[start of Data provided]
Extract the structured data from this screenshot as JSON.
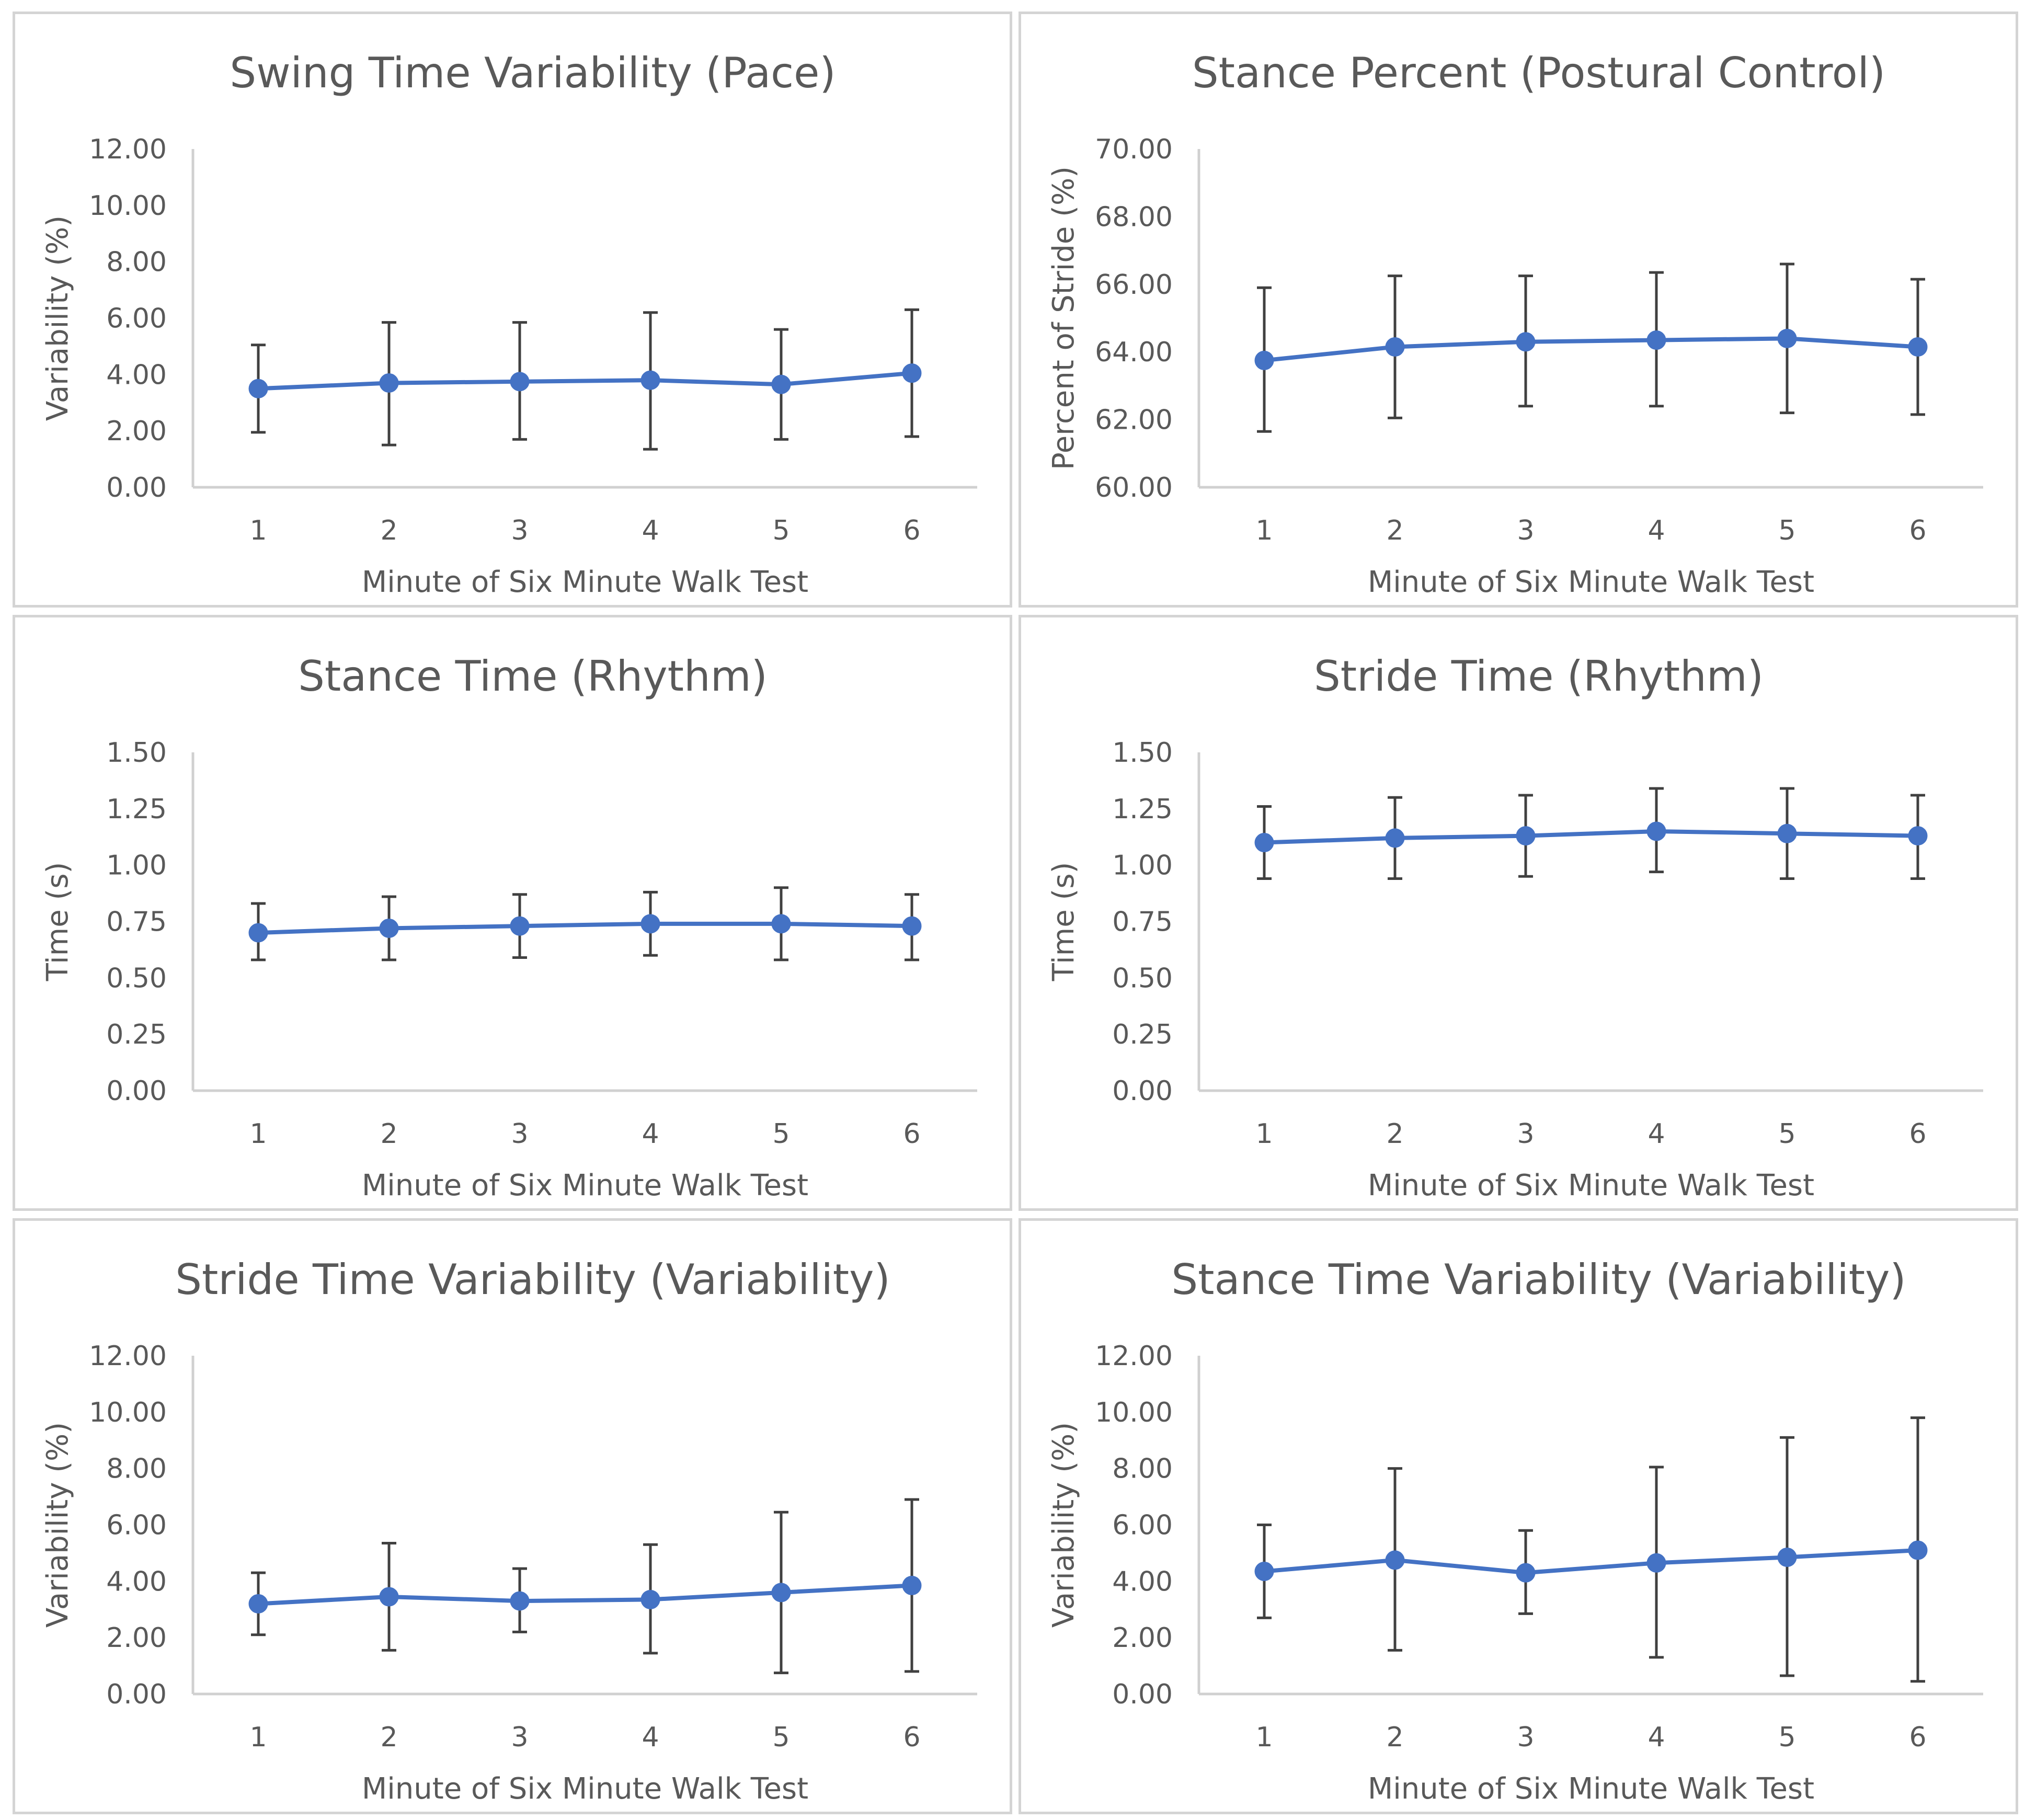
{
  "colors": {
    "series": "#4472c4",
    "error_bar": "#404040",
    "axis": "#d0d0d0",
    "text": "#595959",
    "panel_border": "#d4d4d4"
  },
  "chart_data": [
    {
      "type": "line",
      "title": "Swing Time Variability (Pace)",
      "xlabel": "Minute of Six Minute Walk Test",
      "ylabel": "Variability (%)",
      "categories": [
        "1",
        "2",
        "3",
        "4",
        "5",
        "6"
      ],
      "ylim": [
        0,
        12
      ],
      "y_step": 2,
      "y_decimals": 2,
      "error_bars": true,
      "series": [
        {
          "values": [
            3.5,
            3.7,
            3.75,
            3.8,
            3.65,
            4.05
          ],
          "err_low": [
            1.95,
            1.5,
            1.7,
            1.35,
            1.7,
            1.8
          ],
          "err_high": [
            5.05,
            5.85,
            5.85,
            6.2,
            5.6,
            6.3
          ]
        }
      ],
      "grid": false
    },
    {
      "type": "line",
      "title": "Stance Percent (Postural Control)",
      "xlabel": "Minute of Six Minute Walk Test",
      "ylabel": "Percent of Stride (%)",
      "categories": [
        "1",
        "2",
        "3",
        "4",
        "5",
        "6"
      ],
      "ylim": [
        60,
        70
      ],
      "y_step": 2,
      "y_decimals": 2,
      "error_bars": true,
      "series": [
        {
          "values": [
            63.75,
            64.15,
            64.3,
            64.35,
            64.4,
            64.15
          ],
          "err_low": [
            61.65,
            62.05,
            62.4,
            62.4,
            62.2,
            62.15
          ],
          "err_high": [
            65.9,
            66.25,
            66.25,
            66.35,
            66.6,
            66.15
          ]
        }
      ],
      "grid": false
    },
    {
      "type": "line",
      "title": "Stance Time (Rhythm)",
      "xlabel": "Minute of Six Minute Walk Test",
      "ylabel": "Time (s)",
      "categories": [
        "1",
        "2",
        "3",
        "4",
        "5",
        "6"
      ],
      "ylim": [
        0,
        1.5
      ],
      "y_step": 0.25,
      "y_decimals": 2,
      "error_bars": true,
      "series": [
        {
          "values": [
            0.7,
            0.72,
            0.73,
            0.74,
            0.74,
            0.73
          ],
          "err_low": [
            0.58,
            0.58,
            0.59,
            0.6,
            0.58,
            0.58
          ],
          "err_high": [
            0.83,
            0.86,
            0.87,
            0.88,
            0.9,
            0.87
          ]
        }
      ],
      "grid": false
    },
    {
      "type": "line",
      "title": "Stride Time (Rhythm)",
      "xlabel": "Minute of Six Minute Walk Test",
      "ylabel": "Time (s)",
      "categories": [
        "1",
        "2",
        "3",
        "4",
        "5",
        "6"
      ],
      "ylim": [
        0,
        1.5
      ],
      "y_step": 0.25,
      "y_decimals": 2,
      "error_bars": true,
      "series": [
        {
          "values": [
            1.1,
            1.12,
            1.13,
            1.15,
            1.14,
            1.13
          ],
          "err_low": [
            0.94,
            0.94,
            0.95,
            0.97,
            0.94,
            0.94
          ],
          "err_high": [
            1.26,
            1.3,
            1.31,
            1.34,
            1.34,
            1.31
          ]
        }
      ],
      "grid": false
    },
    {
      "type": "line",
      "title": "Stride Time Variability (Variability)",
      "xlabel": "Minute of Six Minute Walk Test",
      "ylabel": "Variability (%)",
      "categories": [
        "1",
        "2",
        "3",
        "4",
        "5",
        "6"
      ],
      "ylim": [
        0,
        12
      ],
      "y_step": 2,
      "y_decimals": 2,
      "error_bars": true,
      "series": [
        {
          "values": [
            3.2,
            3.45,
            3.3,
            3.35,
            3.6,
            3.85
          ],
          "err_low": [
            2.1,
            1.55,
            2.2,
            1.45,
            0.75,
            0.8
          ],
          "err_high": [
            4.3,
            5.35,
            4.45,
            5.3,
            6.45,
            6.9
          ]
        }
      ],
      "grid": false
    },
    {
      "type": "line",
      "title": "Stance Time Variability (Variability)",
      "xlabel": "Minute of Six Minute Walk Test",
      "ylabel": "Variability (%)",
      "categories": [
        "1",
        "2",
        "3",
        "4",
        "5",
        "6"
      ],
      "ylim": [
        0,
        12
      ],
      "y_step": 2,
      "y_decimals": 2,
      "error_bars": true,
      "series": [
        {
          "values": [
            4.35,
            4.75,
            4.3,
            4.65,
            4.85,
            5.1
          ],
          "err_low": [
            2.7,
            1.55,
            2.85,
            1.3,
            0.65,
            0.45
          ],
          "err_high": [
            6.0,
            8.0,
            5.8,
            8.05,
            9.1,
            9.8
          ]
        }
      ],
      "grid": false
    }
  ]
}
[end of Data provided]
What you are asked to do | Using the records above, retype everything exactly except the pictures.

Correct response |
Extract the structured data from this screenshot as JSON.
{
  "colors": {
    "series": "#4472c4",
    "error_bar": "#404040",
    "axis": "#d0d0d0",
    "text": "#595959",
    "panel_border": "#d4d4d4"
  },
  "chart_data": [
    {
      "type": "line",
      "title": "Swing Time Variability (Pace)",
      "xlabel": "Minute of Six Minute Walk Test",
      "ylabel": "Variability (%)",
      "categories": [
        "1",
        "2",
        "3",
        "4",
        "5",
        "6"
      ],
      "ylim": [
        0,
        12
      ],
      "y_step": 2,
      "y_decimals": 2,
      "error_bars": true,
      "series": [
        {
          "values": [
            3.5,
            3.7,
            3.75,
            3.8,
            3.65,
            4.05
          ],
          "err_low": [
            1.95,
            1.5,
            1.7,
            1.35,
            1.7,
            1.8
          ],
          "err_high": [
            5.05,
            5.85,
            5.85,
            6.2,
            5.6,
            6.3
          ]
        }
      ],
      "grid": false
    },
    {
      "type": "line",
      "title": "Stance Percent (Postural Control)",
      "xlabel": "Minute of Six Minute Walk Test",
      "ylabel": "Percent of Stride (%)",
      "categories": [
        "1",
        "2",
        "3",
        "4",
        "5",
        "6"
      ],
      "ylim": [
        60,
        70
      ],
      "y_step": 2,
      "y_decimals": 2,
      "error_bars": true,
      "series": [
        {
          "values": [
            63.75,
            64.15,
            64.3,
            64.35,
            64.4,
            64.15
          ],
          "err_low": [
            61.65,
            62.05,
            62.4,
            62.4,
            62.2,
            62.15
          ],
          "err_high": [
            65.9,
            66.25,
            66.25,
            66.35,
            66.6,
            66.15
          ]
        }
      ],
      "grid": false
    },
    {
      "type": "line",
      "title": "Stance Time (Rhythm)",
      "xlabel": "Minute of Six Minute Walk Test",
      "ylabel": "Time (s)",
      "categories": [
        "1",
        "2",
        "3",
        "4",
        "5",
        "6"
      ],
      "ylim": [
        0,
        1.5
      ],
      "y_step": 0.25,
      "y_decimals": 2,
      "error_bars": true,
      "series": [
        {
          "values": [
            0.7,
            0.72,
            0.73,
            0.74,
            0.74,
            0.73
          ],
          "err_low": [
            0.58,
            0.58,
            0.59,
            0.6,
            0.58,
            0.58
          ],
          "err_high": [
            0.83,
            0.86,
            0.87,
            0.88,
            0.9,
            0.87
          ]
        }
      ],
      "grid": false
    },
    {
      "type": "line",
      "title": "Stride Time (Rhythm)",
      "xlabel": "Minute of Six Minute Walk Test",
      "ylabel": "Time (s)",
      "categories": [
        "1",
        "2",
        "3",
        "4",
        "5",
        "6"
      ],
      "ylim": [
        0,
        1.5
      ],
      "y_step": 0.25,
      "y_decimals": 2,
      "error_bars": true,
      "series": [
        {
          "values": [
            1.1,
            1.12,
            1.13,
            1.15,
            1.14,
            1.13
          ],
          "err_low": [
            0.94,
            0.94,
            0.95,
            0.97,
            0.94,
            0.94
          ],
          "err_high": [
            1.26,
            1.3,
            1.31,
            1.34,
            1.34,
            1.31
          ]
        }
      ],
      "grid": false
    },
    {
      "type": "line",
      "title": "Stride Time Variability (Variability)",
      "xlabel": "Minute of Six Minute Walk Test",
      "ylabel": "Variability (%)",
      "categories": [
        "1",
        "2",
        "3",
        "4",
        "5",
        "6"
      ],
      "ylim": [
        0,
        12
      ],
      "y_step": 2,
      "y_decimals": 2,
      "error_bars": true,
      "series": [
        {
          "values": [
            3.2,
            3.45,
            3.3,
            3.35,
            3.6,
            3.85
          ],
          "err_low": [
            2.1,
            1.55,
            2.2,
            1.45,
            0.75,
            0.8
          ],
          "err_high": [
            4.3,
            5.35,
            4.45,
            5.3,
            6.45,
            6.9
          ]
        }
      ],
      "grid": false
    },
    {
      "type": "line",
      "title": "Stance Time Variability (Variability)",
      "xlabel": "Minute of Six Minute Walk Test",
      "ylabel": "Variability (%)",
      "categories": [
        "1",
        "2",
        "3",
        "4",
        "5",
        "6"
      ],
      "ylim": [
        0,
        12
      ],
      "y_step": 2,
      "y_decimals": 2,
      "error_bars": true,
      "series": [
        {
          "values": [
            4.35,
            4.75,
            4.3,
            4.65,
            4.85,
            5.1
          ],
          "err_low": [
            2.7,
            1.55,
            2.85,
            1.3,
            0.65,
            0.45
          ],
          "err_high": [
            6.0,
            8.0,
            5.8,
            8.05,
            9.1,
            9.8
          ]
        }
      ],
      "grid": false
    }
  ]
}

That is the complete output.